■ **GIVEN RECORDS**
▶
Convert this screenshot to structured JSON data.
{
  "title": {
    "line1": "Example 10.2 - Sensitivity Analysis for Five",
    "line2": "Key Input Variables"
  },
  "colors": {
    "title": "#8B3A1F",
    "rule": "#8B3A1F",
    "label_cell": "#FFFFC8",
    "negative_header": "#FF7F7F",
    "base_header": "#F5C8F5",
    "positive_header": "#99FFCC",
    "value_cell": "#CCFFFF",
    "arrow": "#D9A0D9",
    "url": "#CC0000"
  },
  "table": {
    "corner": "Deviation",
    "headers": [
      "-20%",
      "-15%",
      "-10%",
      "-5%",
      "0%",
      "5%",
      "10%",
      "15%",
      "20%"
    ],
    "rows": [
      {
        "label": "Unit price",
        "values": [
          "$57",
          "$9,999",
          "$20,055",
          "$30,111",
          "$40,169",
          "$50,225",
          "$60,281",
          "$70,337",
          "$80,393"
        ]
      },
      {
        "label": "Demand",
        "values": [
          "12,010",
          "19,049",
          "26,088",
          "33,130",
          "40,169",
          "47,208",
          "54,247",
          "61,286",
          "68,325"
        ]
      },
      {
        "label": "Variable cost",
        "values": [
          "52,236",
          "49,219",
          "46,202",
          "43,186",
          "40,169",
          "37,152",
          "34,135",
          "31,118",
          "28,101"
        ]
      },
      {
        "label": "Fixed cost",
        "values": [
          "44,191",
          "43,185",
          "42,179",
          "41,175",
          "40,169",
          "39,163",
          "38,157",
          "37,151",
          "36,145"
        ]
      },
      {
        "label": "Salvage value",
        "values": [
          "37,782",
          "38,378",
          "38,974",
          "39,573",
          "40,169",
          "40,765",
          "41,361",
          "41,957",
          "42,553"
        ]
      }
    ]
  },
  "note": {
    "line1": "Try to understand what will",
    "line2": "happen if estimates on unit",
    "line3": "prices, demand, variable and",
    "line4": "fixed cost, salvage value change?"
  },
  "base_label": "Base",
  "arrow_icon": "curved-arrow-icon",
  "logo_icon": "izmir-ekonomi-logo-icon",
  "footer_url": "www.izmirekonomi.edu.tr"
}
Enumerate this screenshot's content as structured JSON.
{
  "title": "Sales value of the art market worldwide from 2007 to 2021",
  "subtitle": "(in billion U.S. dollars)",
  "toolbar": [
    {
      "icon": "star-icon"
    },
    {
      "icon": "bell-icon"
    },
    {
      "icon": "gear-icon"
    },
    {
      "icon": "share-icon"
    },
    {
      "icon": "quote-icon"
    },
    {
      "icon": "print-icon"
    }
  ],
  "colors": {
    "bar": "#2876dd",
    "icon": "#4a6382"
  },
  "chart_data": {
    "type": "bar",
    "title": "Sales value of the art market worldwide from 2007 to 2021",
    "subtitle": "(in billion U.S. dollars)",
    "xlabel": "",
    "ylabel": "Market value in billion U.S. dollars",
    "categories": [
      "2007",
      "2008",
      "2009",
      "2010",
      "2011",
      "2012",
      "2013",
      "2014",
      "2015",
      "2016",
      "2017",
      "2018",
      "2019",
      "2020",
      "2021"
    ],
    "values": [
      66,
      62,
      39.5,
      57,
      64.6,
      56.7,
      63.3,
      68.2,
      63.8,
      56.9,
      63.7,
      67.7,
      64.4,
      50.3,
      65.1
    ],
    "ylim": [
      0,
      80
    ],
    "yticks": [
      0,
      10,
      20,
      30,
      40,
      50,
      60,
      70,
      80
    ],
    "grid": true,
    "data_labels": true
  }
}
◀
▶
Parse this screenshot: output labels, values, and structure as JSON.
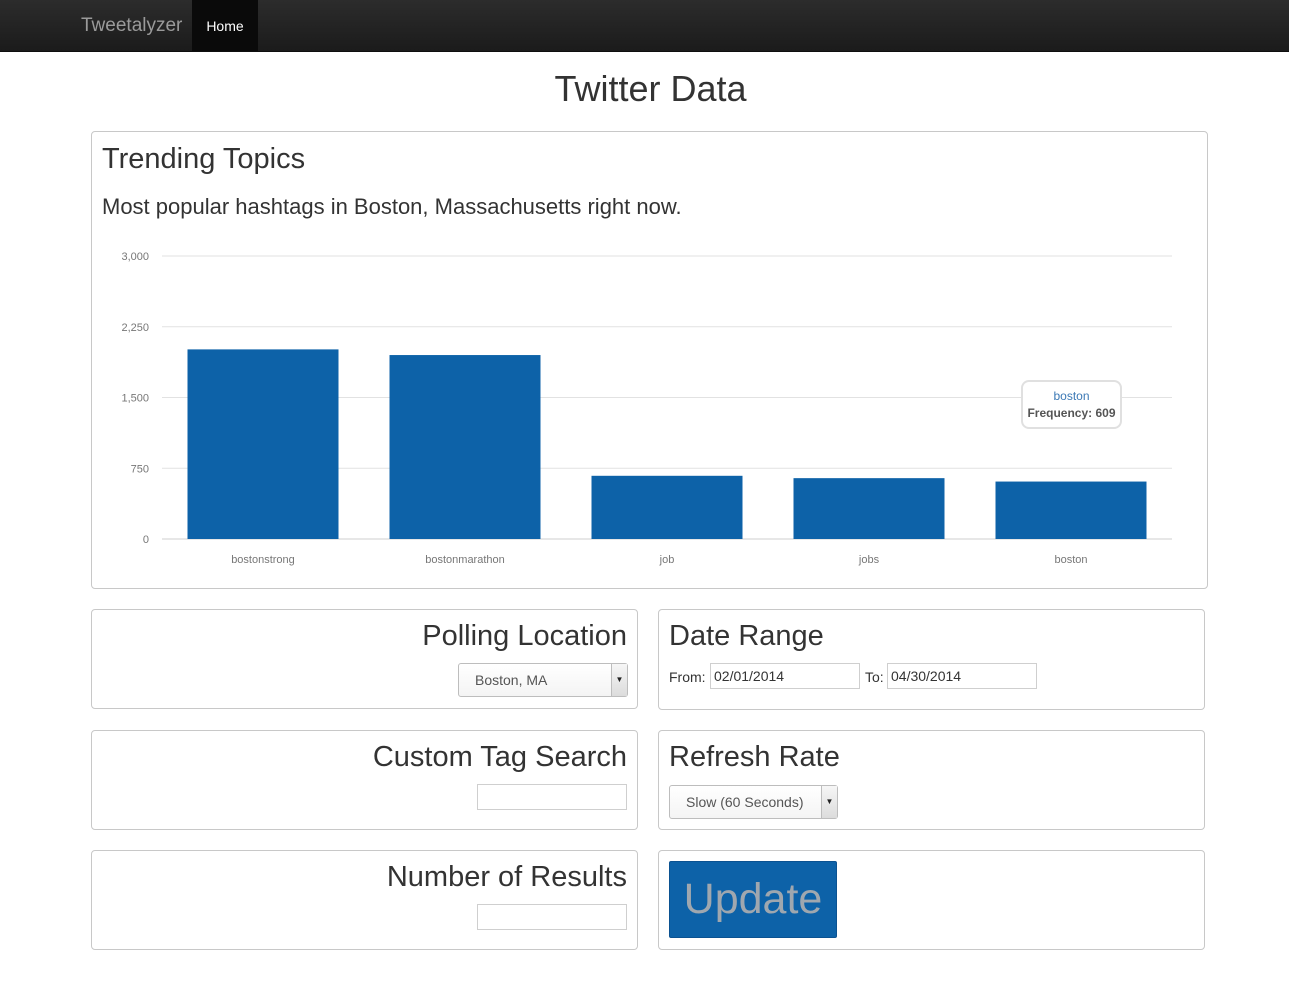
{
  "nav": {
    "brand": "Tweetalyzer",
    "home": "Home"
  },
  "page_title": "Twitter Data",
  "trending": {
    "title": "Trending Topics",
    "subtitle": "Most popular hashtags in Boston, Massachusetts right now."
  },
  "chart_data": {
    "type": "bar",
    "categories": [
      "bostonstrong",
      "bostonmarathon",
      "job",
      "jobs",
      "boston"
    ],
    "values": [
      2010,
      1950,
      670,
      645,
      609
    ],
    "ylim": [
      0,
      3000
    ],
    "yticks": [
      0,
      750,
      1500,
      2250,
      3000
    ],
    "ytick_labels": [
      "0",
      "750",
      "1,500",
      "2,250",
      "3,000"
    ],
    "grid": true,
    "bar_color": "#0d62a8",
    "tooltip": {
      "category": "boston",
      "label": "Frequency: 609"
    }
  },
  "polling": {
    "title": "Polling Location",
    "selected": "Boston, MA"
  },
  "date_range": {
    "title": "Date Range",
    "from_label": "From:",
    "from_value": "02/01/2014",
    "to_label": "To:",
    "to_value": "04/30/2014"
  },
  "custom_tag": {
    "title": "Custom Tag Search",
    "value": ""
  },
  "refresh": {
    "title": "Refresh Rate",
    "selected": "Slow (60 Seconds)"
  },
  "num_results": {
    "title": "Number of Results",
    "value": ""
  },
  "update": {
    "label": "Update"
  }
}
◀
▶
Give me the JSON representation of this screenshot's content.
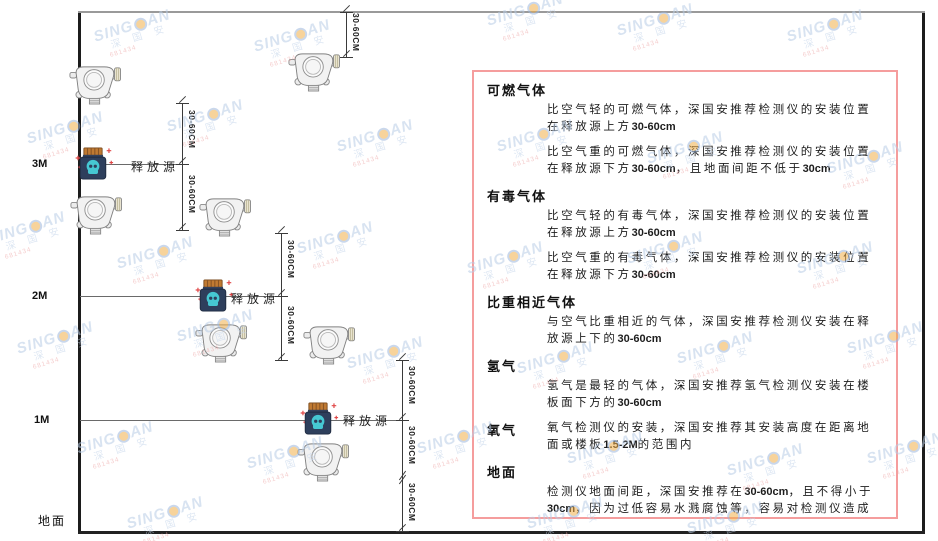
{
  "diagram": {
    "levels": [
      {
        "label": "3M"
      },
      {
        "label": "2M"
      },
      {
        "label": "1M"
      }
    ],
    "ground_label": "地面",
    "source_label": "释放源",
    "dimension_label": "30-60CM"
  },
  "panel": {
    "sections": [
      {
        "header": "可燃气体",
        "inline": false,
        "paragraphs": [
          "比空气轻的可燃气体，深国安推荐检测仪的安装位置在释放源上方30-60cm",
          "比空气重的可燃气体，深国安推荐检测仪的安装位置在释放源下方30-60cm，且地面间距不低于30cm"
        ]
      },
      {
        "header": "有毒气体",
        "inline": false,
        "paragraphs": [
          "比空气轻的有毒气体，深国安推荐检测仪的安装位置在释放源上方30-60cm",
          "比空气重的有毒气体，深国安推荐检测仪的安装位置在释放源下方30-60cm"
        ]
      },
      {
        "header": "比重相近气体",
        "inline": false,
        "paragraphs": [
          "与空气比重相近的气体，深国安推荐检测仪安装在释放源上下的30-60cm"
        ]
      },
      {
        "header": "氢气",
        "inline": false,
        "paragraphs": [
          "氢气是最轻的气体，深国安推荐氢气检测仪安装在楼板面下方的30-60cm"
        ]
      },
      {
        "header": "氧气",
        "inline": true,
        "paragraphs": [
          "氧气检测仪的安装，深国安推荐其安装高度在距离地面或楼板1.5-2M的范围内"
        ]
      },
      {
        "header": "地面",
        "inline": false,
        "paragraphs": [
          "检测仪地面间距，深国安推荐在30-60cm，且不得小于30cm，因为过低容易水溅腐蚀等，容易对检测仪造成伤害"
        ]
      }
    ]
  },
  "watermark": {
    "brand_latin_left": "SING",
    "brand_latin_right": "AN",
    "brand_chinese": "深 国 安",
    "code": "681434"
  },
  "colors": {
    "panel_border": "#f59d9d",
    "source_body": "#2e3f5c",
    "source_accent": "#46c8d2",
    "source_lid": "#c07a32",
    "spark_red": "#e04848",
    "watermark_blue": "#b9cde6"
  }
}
◀
■ **TASK GOAL**
Work out how many lines of the listing above include the word "screenshot". Reply with nothing but the count.

■ **ANSWER BELOW**
4